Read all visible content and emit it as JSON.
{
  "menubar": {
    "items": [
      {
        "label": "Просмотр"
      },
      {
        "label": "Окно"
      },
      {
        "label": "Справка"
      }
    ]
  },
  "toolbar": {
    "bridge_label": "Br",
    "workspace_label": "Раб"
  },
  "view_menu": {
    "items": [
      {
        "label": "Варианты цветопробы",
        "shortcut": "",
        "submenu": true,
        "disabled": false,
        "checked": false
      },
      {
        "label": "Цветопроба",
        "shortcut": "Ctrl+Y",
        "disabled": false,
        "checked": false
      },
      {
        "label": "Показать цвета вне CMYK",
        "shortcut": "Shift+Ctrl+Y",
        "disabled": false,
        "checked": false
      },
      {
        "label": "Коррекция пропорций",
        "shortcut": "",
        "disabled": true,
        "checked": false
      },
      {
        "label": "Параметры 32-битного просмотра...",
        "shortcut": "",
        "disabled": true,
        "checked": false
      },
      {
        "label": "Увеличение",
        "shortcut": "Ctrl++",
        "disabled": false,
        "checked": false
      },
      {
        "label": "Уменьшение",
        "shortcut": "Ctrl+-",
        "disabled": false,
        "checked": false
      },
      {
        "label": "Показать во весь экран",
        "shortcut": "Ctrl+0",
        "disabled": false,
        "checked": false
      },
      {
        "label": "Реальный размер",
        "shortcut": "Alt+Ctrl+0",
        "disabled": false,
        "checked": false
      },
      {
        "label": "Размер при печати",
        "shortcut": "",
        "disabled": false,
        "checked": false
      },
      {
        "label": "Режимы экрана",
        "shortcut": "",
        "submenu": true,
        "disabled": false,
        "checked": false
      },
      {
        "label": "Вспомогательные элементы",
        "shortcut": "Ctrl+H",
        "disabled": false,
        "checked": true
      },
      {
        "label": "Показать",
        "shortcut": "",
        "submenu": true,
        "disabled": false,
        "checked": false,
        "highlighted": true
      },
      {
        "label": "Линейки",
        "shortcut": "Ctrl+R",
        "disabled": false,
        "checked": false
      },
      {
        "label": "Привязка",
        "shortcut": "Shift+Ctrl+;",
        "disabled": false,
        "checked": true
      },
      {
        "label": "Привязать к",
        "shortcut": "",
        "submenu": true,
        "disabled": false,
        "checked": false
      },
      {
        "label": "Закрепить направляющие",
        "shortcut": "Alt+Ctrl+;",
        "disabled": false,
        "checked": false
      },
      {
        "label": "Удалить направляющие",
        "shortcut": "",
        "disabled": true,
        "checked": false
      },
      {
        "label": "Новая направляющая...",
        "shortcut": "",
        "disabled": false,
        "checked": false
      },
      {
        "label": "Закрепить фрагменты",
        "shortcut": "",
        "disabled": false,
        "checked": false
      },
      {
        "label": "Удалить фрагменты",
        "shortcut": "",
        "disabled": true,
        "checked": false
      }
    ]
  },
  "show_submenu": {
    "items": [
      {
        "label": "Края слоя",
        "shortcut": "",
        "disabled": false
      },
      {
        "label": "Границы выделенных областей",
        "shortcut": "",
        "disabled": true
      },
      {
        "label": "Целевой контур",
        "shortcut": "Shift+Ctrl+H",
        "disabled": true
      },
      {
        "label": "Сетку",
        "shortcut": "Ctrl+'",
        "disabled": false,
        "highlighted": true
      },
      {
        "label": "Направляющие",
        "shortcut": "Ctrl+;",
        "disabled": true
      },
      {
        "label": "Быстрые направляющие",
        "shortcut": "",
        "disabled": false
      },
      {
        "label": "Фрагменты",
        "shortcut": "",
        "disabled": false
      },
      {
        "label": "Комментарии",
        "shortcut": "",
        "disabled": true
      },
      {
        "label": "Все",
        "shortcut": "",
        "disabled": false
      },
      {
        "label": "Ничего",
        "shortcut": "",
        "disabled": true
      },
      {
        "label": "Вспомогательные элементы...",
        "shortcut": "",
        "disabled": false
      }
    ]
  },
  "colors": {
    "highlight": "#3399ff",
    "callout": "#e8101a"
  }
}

→ **Task to complete**: Find the word "Удалить" in the data and copy out each line where it turns up.

→ **Finished exercise**:
        "label": "Удалить направляющие",
        "label": "Удалить фрагменты",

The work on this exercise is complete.